Kutipan teks
+===+
“Barang siapa yang menghendaki kemerdekaan buat umum, maka ia harus sedia dan ikhlas untuk menderita kehilangan kemerdekaan diri-(nya) sendiri.”
Tan Malaka: Dari Penjara Ke Penjara
137 tahun yang lalu, tepatnya 1 Mei 1886, ketika pecahnya peristiwa Haymarket di Chicago – Amerika, kaum buruh yang berada dalam sistem kerja yang menindas yang dihadapkan dengan jam kerja dan upah yang tidak layak menyatakan dirinya sebagai sebuah kekuatan yang mampu menciptakan perbaikan nasib bagi rakyat semesta. Tidak lain tidak bukan, upah dan 8 jam kerja yang kita nikmati saat ini adalah buah dari perjuangan kelas buruh di masa lampau. Maka diperingati lah 1 Mei setiap tahunnya sebagai Hari Buruh Internasional/sedunia.
Saat ini, khususnya kelas buruh Indonesia, mestilah kita akui dengan hati yang jujur, bahwa kita (kelas buruh) telah mengalami kemunduran dalam perjuangan melawan sistem kapitalisme yang menindas kita. Berbagai keadaan kita alami, mulai dari merasa nyaman dengan yang kita nikmati sekarang, penumpasan gerakan rakyat yang dilakukan oleh kekuasaan dan sebagainya turut mengambil peran dalam kemunduran dan melemahnya gerakan buruh di Indonesia. Lantas apa hasilnya? Tidak lain tidak bukan adalah kita (kelas buruh) memberikan keleluasaan bagi kekuasaan untuk seenaknya membuat kebijakan yang semakin menindas kita (rakyat). Tidak sulit untuk membuktikannya, kita sebut saja UU KUHP, UU Omnibus Law Cipta Kerja, UU Minerba dan berbagai kebijakan lainnya sama sekali tidak mampu dihadang oleh gerakan rakyat yang terus melemah. Walhasil, kita tanpa sadar telah memberikan “dukungan bisu” terhadap penindasan serta memperpanjang rantai penindasan terhadap diri kita (kaum buruh) dan rakyat semesta.
+===+
Perintah tugas
Tentukan apakah setiap pernyataan berikut sesuai dengan kutipan tentang Hari Buruh. Jawab ya atau tidak, lalu sertakan kata-kata penentu dari kutipan tanpa diubah.
(a) Peristiwa Haymarket pecah di Chicago pada 1 Mei 1886.
(b) UU Minerba berhasil dihadang oleh gerakan rakyat.
(c) Tanggal 1 Mei diperingati setiap tahun sebagai Hari Buruh Internasional.
Baris-baris di sini tidak diperlukan.

Baris
+===+
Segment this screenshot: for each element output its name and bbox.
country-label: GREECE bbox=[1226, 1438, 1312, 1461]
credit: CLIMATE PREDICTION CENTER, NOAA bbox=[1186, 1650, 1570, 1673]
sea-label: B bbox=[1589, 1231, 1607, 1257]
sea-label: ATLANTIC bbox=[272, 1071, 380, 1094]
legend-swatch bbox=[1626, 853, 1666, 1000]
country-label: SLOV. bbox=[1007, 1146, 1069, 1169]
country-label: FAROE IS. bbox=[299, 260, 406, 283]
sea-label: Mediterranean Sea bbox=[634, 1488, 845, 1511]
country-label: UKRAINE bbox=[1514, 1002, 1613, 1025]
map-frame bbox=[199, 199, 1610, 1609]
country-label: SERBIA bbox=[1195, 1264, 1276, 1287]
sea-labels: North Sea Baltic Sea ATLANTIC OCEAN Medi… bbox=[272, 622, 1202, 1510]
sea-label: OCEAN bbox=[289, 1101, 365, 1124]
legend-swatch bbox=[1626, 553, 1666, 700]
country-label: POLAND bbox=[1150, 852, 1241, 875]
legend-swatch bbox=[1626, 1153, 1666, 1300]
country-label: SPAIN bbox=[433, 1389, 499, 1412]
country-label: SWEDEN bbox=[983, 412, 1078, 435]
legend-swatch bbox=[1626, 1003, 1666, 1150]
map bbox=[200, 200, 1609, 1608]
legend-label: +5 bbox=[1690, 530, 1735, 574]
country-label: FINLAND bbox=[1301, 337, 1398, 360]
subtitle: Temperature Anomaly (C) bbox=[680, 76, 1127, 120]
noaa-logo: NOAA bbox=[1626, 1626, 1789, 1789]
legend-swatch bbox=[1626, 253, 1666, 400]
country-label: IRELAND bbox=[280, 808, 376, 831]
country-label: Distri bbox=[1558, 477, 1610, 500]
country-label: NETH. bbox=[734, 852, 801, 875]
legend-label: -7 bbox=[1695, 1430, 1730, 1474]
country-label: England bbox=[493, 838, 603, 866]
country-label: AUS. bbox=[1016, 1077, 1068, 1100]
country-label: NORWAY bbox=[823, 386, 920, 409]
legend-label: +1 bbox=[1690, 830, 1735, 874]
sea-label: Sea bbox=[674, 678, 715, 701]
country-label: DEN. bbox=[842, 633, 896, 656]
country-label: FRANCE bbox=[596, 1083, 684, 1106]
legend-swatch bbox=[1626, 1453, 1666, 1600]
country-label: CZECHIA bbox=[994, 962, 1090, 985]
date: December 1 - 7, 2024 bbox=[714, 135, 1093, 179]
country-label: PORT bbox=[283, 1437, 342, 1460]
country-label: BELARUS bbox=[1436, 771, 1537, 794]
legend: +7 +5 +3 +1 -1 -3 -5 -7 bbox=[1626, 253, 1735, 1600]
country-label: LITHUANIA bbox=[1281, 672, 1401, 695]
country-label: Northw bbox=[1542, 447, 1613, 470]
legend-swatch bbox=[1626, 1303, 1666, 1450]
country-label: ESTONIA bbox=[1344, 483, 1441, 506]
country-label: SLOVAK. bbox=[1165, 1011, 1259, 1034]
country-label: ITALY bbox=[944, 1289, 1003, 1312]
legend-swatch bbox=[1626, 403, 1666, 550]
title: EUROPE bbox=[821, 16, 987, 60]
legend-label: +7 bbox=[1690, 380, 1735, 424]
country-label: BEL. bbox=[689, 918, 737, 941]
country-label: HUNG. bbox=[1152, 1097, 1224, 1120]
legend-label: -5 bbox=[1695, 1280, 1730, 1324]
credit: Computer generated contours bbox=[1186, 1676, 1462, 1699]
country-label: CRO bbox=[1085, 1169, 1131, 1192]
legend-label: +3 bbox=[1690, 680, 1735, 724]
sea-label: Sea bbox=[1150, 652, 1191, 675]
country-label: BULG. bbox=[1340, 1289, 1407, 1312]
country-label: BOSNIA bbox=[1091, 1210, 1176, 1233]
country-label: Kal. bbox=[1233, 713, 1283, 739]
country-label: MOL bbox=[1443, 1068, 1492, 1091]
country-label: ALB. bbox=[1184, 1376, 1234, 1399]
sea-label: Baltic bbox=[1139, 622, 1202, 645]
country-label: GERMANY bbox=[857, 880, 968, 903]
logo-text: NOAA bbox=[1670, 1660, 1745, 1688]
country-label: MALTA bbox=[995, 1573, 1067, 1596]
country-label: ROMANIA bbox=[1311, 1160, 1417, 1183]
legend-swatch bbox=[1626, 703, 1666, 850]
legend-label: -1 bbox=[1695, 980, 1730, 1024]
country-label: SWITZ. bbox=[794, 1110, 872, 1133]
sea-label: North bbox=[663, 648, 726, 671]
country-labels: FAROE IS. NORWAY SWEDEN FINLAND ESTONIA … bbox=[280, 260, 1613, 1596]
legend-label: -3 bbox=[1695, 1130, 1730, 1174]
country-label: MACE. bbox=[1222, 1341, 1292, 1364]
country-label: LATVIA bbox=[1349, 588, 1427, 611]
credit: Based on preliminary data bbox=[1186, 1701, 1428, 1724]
+===+
Hasil
(a) Ya: “tepatnya 1 Mei 1886, ketika pecahnya peristiwa Haymarket di Chicago”
(b) Tidak: “sama sekali tidak mampu dihadang oleh gerakan rakyat yang terus melemah”
(c) Ya: “Maka diperingati lah 1 Mei setiap tahunnya sebagai Hari Buruh Internasional/sedunia.”